GIVEN PASSAGE:
— Start —

Nennius is the name given to a Welsh monk who compiled a 'History of the Britons' - Historia Brittonum- in about 820.  Nennius didn't just mention Arthur: he described him as dux bellorum ('Duke of Battles') and listed twelve victories which Arthur achieved against the Saxons.  The twelfth of these was fought on 'Mount Badon'.  There is no particularly good reason to think that the battle on Mount Badon referred to by Nennius was the same as the 'siege of Badon Hill' mentioned earlier by Gildas, but in the main scholars have leapt to that conclusion, and by doing so have confused matters no end.

Bede was a Northumbrian churchman who wrote the seminal 'Ecclesiastical History of the English People'.  Note that Bede's people were 'English' - the Angles, in other words, who were Arthur's enemies.  The Anglo-Saxons were not very fond of recollecting their defeats in battle.  Bede does not mention Arthur.

Annales Cambriae - the 'Annals of Wales' - were compiled by monks towards the end of the tenth century.  They are another source of rampant confusion.  Many years after the events, two entries were interpolated into the annals, and they both stick out like sore thumbs:

518 - The Battle of Badon in which Arthur carries the Cross of Our Lord Jesus Christ for three days and nights on his shoulders and the Britons were victors

539 - The battle of Camlann, in which Arthur and Medrawt fell; and there was plague in Britain and Ireland.

Neither of those dates are in any way relevant to the historical Arthur.  They were invented, retrospectively, by Christian scribes.

And that, as they say, is that.  Everything else is medieval fantasy or guesswork.  These are the official early sources for Arthur - Gildas, Nennius, Bede and the Welsh Annals - and only two of those four even mention him by name!

Except that those are not the only documentary sources for the historical Arthur.  Far from it.

— End —

RECORDS SUPPLIED:
— Start —

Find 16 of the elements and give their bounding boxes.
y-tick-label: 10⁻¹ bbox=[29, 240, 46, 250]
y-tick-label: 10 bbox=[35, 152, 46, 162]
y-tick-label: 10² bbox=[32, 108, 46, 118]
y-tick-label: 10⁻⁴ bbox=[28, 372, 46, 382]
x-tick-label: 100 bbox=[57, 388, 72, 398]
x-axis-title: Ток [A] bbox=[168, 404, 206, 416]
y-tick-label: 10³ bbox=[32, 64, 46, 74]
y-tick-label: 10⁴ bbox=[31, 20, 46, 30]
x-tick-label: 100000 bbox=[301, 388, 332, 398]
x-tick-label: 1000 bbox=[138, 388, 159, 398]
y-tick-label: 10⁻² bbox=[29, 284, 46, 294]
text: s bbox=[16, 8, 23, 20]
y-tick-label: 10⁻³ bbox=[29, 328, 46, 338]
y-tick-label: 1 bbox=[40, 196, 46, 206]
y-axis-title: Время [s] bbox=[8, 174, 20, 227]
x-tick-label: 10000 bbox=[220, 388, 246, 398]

— End —

WHAT TO PRODUCE: Repeat word for word the passage of the text about the early sources for Arthur between "518 - The Battle" and "Britain and Ireland.", inclusive. Rely only on the text about the early sources for Arthur.

THE REPLY:
518 - The Battle of Badon in which Arthur carries the Cross of Our Lord Jesus Christ for three days and nights on his shoulders and the Britons were victors

539 - The battle of Camlann, in which Arthur and Medrawt fell; and there was plague in Britain and Ireland.